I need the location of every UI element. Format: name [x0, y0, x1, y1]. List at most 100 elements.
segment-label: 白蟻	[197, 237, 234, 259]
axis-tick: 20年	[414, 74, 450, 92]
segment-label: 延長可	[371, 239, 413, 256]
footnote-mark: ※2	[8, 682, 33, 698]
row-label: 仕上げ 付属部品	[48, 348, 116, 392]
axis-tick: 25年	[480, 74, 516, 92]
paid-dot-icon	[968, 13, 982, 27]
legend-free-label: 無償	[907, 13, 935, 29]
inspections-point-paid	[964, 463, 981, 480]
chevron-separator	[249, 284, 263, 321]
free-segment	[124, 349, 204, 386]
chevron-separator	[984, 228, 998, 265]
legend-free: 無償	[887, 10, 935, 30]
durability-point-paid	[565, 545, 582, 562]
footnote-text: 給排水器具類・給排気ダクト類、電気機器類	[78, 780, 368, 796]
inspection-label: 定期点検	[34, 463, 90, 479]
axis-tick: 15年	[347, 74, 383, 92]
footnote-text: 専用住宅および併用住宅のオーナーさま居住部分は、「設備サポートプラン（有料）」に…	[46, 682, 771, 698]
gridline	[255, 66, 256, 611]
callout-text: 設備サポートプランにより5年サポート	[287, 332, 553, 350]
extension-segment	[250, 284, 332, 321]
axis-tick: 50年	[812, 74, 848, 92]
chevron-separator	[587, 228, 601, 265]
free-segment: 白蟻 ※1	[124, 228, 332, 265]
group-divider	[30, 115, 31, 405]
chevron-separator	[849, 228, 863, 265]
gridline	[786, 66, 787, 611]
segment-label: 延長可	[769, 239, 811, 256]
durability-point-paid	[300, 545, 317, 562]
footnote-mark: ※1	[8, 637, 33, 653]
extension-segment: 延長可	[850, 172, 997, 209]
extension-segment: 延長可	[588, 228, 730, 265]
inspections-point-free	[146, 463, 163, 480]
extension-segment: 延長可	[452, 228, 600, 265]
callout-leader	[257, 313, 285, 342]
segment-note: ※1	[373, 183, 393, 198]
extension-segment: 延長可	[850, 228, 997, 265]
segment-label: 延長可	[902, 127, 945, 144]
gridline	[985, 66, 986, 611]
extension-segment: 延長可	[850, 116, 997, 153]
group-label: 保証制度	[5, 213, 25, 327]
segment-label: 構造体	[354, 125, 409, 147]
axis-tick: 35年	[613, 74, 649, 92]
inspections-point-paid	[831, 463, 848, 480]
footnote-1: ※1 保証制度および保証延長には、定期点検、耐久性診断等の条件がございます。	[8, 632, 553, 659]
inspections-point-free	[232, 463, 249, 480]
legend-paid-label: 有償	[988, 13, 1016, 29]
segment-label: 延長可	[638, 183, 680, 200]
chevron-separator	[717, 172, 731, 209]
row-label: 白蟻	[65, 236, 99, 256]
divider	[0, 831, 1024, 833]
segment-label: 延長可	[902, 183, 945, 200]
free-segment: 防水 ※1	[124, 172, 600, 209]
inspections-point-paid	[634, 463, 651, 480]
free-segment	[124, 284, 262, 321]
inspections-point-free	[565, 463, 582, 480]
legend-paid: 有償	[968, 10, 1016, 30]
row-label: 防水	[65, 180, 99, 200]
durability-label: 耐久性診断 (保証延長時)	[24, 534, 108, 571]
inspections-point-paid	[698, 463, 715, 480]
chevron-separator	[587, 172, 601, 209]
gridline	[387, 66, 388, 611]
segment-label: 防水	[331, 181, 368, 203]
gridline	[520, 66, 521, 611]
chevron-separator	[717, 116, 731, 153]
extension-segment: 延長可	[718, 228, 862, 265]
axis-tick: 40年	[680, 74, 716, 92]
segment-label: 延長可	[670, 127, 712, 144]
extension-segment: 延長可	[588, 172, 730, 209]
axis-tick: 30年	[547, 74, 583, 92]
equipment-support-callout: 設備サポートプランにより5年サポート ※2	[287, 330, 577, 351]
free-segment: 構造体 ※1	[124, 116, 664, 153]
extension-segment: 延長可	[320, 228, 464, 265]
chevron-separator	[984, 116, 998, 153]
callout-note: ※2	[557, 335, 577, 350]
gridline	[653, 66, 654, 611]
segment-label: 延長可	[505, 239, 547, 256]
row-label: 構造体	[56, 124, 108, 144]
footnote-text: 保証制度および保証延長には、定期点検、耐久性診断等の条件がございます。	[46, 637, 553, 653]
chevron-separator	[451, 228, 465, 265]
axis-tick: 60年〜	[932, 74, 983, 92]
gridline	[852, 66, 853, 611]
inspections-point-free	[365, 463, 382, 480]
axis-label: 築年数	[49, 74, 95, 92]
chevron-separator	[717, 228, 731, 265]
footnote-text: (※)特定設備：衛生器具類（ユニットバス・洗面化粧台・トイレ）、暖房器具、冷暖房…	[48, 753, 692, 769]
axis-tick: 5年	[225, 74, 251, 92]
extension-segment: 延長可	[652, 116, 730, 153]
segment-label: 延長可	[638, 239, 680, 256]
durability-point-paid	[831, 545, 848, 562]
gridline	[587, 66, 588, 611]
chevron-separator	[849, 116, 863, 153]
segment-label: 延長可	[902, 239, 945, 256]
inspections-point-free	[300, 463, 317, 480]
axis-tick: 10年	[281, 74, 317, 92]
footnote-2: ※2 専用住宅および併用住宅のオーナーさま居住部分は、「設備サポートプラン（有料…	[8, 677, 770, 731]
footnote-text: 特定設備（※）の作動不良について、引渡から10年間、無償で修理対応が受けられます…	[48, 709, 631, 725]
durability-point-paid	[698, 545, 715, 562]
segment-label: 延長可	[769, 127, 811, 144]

WHAT THIS TASK INVOLVES –
Write out every line of the records above word for word, keeping each line in its original order.

ANSWER –
I need the location of every UI element. Format: name [x0, y0, x1, y1]. List at most 100 elements.
segment-label: 白蟻	[197, 237, 234, 259]
axis-tick: 20年	[414, 74, 450, 92]
segment-label: 延長可	[371, 239, 413, 256]
footnote-mark: ※2	[8, 682, 33, 698]
row-label: 仕上げ 付属部品	[48, 348, 116, 392]
axis-tick: 25年	[480, 74, 516, 92]
paid-dot-icon	[968, 13, 982, 27]
legend-free-label: 無償	[907, 13, 935, 29]
inspections-point-paid	[964, 463, 981, 480]
chevron-separator	[249, 284, 263, 321]
free-segment	[124, 349, 204, 386]
chevron-separator	[984, 228, 998, 265]
legend-free: 無償	[887, 10, 935, 30]
durability-point-paid	[565, 545, 582, 562]
footnote-text: 給排水器具類・給排気ダクト類、電気機器類	[78, 780, 368, 796]
inspection-label: 定期点検	[34, 463, 90, 479]
axis-tick: 15年	[347, 74, 383, 92]
footnote-text: 専用住宅および併用住宅のオーナーさま居住部分は、「設備サポートプラン（有料）」に…	[46, 682, 771, 698]
gridline	[255, 66, 256, 611]
callout-text: 設備サポートプランにより5年サポート	[287, 332, 553, 350]
extension-segment	[250, 284, 332, 321]
axis-tick: 50年	[812, 74, 848, 92]
chevron-separator	[587, 228, 601, 265]
free-segment: 白蟻 ※1	[124, 228, 332, 265]
group-divider	[30, 115, 31, 405]
chevron-separator	[849, 228, 863, 265]
gridline	[786, 66, 787, 611]
segment-label: 延長可	[769, 239, 811, 256]
durability-point-paid	[300, 545, 317, 562]
footnote-mark: ※1	[8, 637, 33, 653]
extension-segment: 延長可	[850, 172, 997, 209]
extension-segment: 延長可	[588, 228, 730, 265]
inspections-point-free	[146, 463, 163, 480]
extension-segment: 延長可	[452, 228, 600, 265]
callout-leader	[257, 313, 285, 342]
segment-note: ※1	[373, 183, 393, 198]
extension-segment: 延長可	[850, 228, 997, 265]
segment-label: 延長可	[902, 127, 945, 144]
gridline	[985, 66, 986, 611]
extension-segment: 延長可	[850, 116, 997, 153]
group-label: 保証制度	[5, 213, 25, 327]
segment-label: 構造体	[354, 125, 409, 147]
axis-tick: 35年	[613, 74, 649, 92]
inspections-point-paid	[831, 463, 848, 480]
footnote-1: ※1 保証制度および保証延長には、定期点検、耐久性診断等の条件がございます。	[8, 632, 553, 659]
inspections-point-free	[232, 463, 249, 480]
legend-paid-label: 有償	[988, 13, 1016, 29]
segment-label: 延長可	[638, 183, 680, 200]
chevron-separator	[717, 172, 731, 209]
row-label: 白蟻	[65, 236, 99, 256]
divider	[0, 831, 1024, 833]
segment-label: 延長可	[902, 183, 945, 200]
free-segment: 防水 ※1	[124, 172, 600, 209]
inspections-point-paid	[634, 463, 651, 480]
free-segment	[124, 284, 262, 321]
inspections-point-free	[565, 463, 582, 480]
legend-paid: 有償	[968, 10, 1016, 30]
row-label: 防水	[65, 180, 99, 200]
durability-label: 耐久性診断 (保証延長時)	[24, 534, 108, 571]
inspections-point-paid	[698, 463, 715, 480]
chevron-separator	[587, 172, 601, 209]
gridline	[387, 66, 388, 611]
segment-label: 防水	[331, 181, 368, 203]
gridline	[520, 66, 521, 611]
chevron-separator	[717, 116, 731, 153]
extension-segment: 延長可	[718, 228, 862, 265]
axis-tick: 40年	[680, 74, 716, 92]
segment-label: 延長可	[670, 127, 712, 144]
extension-segment: 延長可	[588, 172, 730, 209]
axis-tick: 30年	[547, 74, 583, 92]
equipment-support-callout: 設備サポートプランにより5年サポート ※2	[287, 330, 577, 351]
free-segment: 構造体 ※1	[124, 116, 664, 153]
extension-segment: 延長可	[320, 228, 464, 265]
chevron-separator	[984, 116, 998, 153]
callout-note: ※2	[557, 335, 577, 350]
gridline	[653, 66, 654, 611]
segment-label: 延長可	[505, 239, 547, 256]
row-label: 構造体	[56, 124, 108, 144]
footnote-text: 保証制度および保証延長には、定期点検、耐久性診断等の条件がございます。	[46, 637, 553, 653]
chevron-separator	[451, 228, 465, 265]
axis-tick: 60年〜	[932, 74, 983, 92]
gridline	[852, 66, 853, 611]
inspections-point-free	[365, 463, 382, 480]
axis-label: 築年数	[49, 74, 95, 92]
chevron-separator	[717, 228, 731, 265]
footnote-text: (※)特定設備：衛生器具類（ユニットバス・洗面化粧台・トイレ）、暖房器具、冷暖房…	[48, 753, 692, 769]
axis-tick: 5年	[225, 74, 251, 92]
extension-segment: 延長可	[652, 116, 730, 153]
segment-label: 延長可	[638, 239, 680, 256]
durability-point-paid	[831, 545, 848, 562]
gridline	[587, 66, 588, 611]
chevron-separator	[849, 116, 863, 153]
segment-label: 延長可	[902, 239, 945, 256]
inspections-point-free	[300, 463, 317, 480]
axis-tick: 10年	[281, 74, 317, 92]
footnote-2: ※2 専用住宅および併用住宅のオーナーさま居住部分は、「設備サポートプラン（有料…	[8, 677, 770, 731]
footnote-text: 特定設備（※）の作動不良について、引渡から10年間、無償で修理対応が受けられます…	[48, 709, 631, 725]
durability-point-paid	[698, 545, 715, 562]
segment-label: 延長可	[769, 127, 811, 144]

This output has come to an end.